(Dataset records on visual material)
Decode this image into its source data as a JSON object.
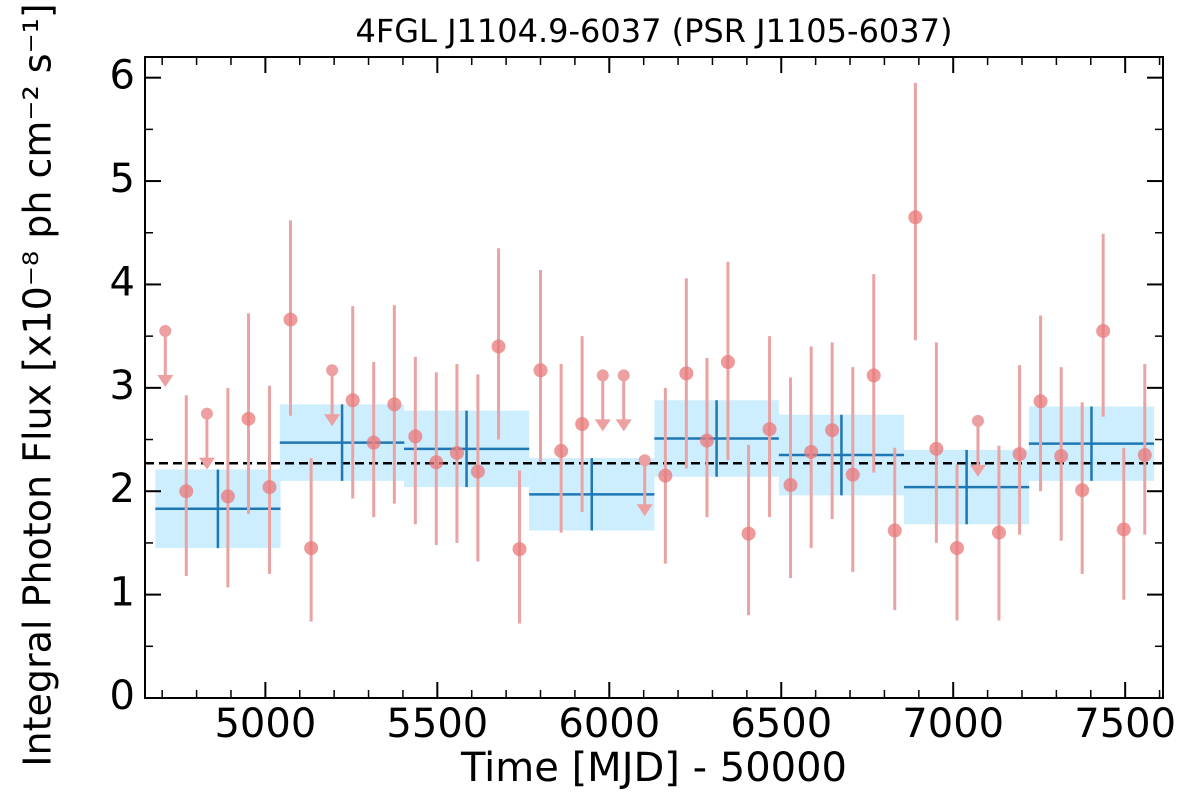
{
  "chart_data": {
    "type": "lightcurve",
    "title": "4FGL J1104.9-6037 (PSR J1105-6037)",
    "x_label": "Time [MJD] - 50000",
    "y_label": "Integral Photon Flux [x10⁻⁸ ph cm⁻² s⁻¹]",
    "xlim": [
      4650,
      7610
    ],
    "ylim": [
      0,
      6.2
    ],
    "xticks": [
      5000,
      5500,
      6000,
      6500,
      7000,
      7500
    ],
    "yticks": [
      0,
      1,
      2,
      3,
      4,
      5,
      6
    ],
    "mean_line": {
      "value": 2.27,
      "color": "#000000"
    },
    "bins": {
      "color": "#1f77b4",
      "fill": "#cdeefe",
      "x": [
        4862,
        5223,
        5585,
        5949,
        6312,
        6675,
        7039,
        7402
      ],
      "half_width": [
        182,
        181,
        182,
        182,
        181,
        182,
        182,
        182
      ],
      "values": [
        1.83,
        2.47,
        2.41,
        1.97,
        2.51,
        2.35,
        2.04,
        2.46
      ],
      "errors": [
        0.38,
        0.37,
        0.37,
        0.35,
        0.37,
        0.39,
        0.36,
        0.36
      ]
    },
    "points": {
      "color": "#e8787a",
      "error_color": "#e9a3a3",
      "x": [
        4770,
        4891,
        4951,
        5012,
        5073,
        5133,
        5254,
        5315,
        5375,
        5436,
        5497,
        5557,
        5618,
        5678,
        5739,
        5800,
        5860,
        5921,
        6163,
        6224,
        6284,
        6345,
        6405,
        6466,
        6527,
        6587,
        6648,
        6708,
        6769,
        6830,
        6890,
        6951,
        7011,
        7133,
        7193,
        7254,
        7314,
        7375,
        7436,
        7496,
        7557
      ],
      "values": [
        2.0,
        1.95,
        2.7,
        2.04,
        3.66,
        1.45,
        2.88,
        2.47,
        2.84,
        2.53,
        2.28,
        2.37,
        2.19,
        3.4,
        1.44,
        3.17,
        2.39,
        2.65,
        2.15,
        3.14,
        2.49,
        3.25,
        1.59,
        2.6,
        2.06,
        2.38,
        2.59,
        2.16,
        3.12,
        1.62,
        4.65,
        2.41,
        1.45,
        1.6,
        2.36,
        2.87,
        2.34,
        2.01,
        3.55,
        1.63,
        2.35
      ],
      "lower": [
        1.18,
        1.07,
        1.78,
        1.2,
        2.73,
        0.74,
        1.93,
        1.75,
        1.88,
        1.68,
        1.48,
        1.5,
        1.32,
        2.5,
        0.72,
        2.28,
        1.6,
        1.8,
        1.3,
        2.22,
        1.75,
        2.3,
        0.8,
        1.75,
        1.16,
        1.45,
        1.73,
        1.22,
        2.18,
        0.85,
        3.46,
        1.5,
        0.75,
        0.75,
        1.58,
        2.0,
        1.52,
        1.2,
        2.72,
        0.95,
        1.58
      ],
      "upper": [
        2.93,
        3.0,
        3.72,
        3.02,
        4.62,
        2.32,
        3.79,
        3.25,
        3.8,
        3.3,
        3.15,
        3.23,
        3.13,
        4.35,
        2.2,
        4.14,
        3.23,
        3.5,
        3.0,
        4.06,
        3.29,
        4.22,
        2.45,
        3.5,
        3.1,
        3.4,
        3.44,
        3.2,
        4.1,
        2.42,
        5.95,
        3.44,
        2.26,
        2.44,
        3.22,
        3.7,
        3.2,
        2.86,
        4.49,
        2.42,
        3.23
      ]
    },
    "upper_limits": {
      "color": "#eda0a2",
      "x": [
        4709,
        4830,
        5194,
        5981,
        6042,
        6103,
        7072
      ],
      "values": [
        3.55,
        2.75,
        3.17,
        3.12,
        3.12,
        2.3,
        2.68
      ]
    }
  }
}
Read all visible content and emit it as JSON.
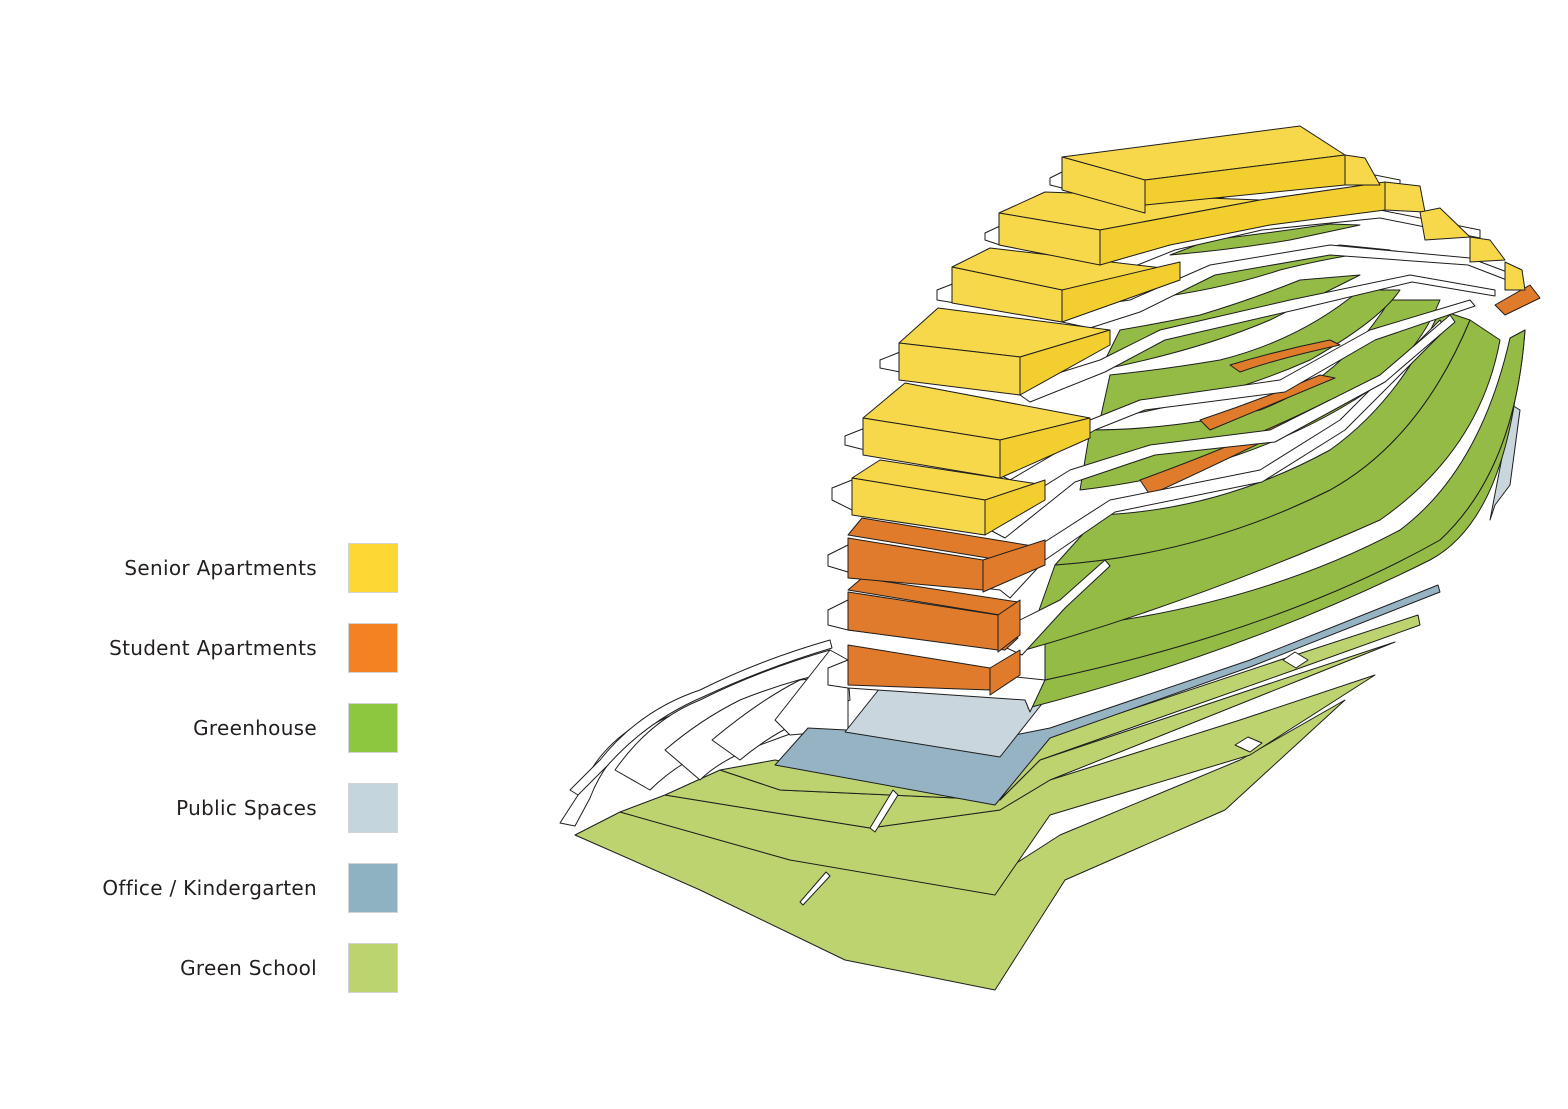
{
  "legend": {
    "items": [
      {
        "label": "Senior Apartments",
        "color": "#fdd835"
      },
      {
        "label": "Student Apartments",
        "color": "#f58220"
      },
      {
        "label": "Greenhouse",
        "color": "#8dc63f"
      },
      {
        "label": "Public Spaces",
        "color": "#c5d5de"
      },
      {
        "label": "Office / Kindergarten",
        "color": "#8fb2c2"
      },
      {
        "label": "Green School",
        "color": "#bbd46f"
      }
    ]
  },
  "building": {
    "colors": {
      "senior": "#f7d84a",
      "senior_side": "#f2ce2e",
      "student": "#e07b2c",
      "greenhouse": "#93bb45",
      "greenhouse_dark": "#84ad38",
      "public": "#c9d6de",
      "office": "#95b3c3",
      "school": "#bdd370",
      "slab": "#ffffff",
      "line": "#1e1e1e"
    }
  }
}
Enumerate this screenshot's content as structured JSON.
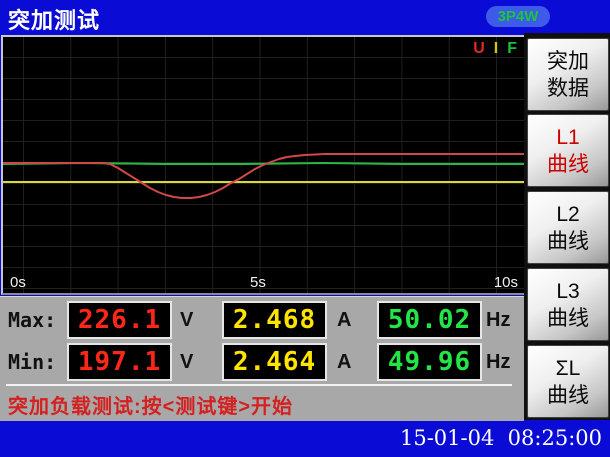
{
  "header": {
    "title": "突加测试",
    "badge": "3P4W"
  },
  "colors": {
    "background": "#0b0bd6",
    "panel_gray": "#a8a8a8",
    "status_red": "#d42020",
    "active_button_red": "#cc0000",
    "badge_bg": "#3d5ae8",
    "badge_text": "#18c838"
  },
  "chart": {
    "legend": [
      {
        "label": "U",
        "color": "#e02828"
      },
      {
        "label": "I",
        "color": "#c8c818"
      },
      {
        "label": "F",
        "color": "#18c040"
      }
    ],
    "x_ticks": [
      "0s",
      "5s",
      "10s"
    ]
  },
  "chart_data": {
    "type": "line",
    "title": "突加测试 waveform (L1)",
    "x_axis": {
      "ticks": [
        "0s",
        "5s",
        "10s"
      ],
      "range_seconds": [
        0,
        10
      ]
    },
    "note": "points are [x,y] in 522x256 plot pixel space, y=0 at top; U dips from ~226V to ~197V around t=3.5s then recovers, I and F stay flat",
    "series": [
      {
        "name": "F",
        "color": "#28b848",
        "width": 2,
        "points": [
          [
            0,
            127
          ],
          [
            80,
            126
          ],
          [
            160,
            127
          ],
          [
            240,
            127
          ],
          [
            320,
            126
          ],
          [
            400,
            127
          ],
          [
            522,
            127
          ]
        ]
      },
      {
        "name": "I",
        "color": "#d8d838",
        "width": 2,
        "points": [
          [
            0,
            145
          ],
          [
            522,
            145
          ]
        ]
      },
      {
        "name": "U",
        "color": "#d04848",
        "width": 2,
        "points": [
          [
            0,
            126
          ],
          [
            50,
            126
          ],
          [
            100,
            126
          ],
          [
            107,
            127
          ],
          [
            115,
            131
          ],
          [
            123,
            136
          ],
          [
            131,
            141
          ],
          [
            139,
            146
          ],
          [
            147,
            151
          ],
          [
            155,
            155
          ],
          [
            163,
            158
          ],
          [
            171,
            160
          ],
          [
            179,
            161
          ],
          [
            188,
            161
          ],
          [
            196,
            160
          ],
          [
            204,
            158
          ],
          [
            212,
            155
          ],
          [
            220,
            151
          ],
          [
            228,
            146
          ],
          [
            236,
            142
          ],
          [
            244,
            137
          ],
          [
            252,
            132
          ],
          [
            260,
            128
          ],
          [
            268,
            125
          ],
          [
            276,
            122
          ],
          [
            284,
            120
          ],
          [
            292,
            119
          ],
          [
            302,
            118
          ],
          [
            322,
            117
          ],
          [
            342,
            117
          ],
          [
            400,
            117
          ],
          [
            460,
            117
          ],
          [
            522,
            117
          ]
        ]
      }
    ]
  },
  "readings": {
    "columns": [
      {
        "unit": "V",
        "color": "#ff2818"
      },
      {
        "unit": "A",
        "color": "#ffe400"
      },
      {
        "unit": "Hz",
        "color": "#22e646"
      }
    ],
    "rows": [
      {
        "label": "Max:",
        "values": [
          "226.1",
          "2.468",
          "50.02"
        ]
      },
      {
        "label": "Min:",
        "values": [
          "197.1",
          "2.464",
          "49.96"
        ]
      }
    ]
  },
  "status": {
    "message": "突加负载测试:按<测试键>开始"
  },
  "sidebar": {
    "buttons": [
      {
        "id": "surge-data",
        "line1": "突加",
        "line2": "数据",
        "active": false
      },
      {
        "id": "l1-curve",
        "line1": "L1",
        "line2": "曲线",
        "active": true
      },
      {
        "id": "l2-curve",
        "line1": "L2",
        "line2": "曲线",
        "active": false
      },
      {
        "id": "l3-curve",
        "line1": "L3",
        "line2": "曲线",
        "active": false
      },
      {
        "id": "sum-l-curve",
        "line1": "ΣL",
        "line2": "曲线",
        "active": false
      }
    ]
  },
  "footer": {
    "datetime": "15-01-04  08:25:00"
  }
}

**DIRECTIONS**
Copy all lines from the entries that contain the word "Apartments".

**CORRECT OUTPUT**
        "label": "Senior Apartments",
        "label": "Student Apartments",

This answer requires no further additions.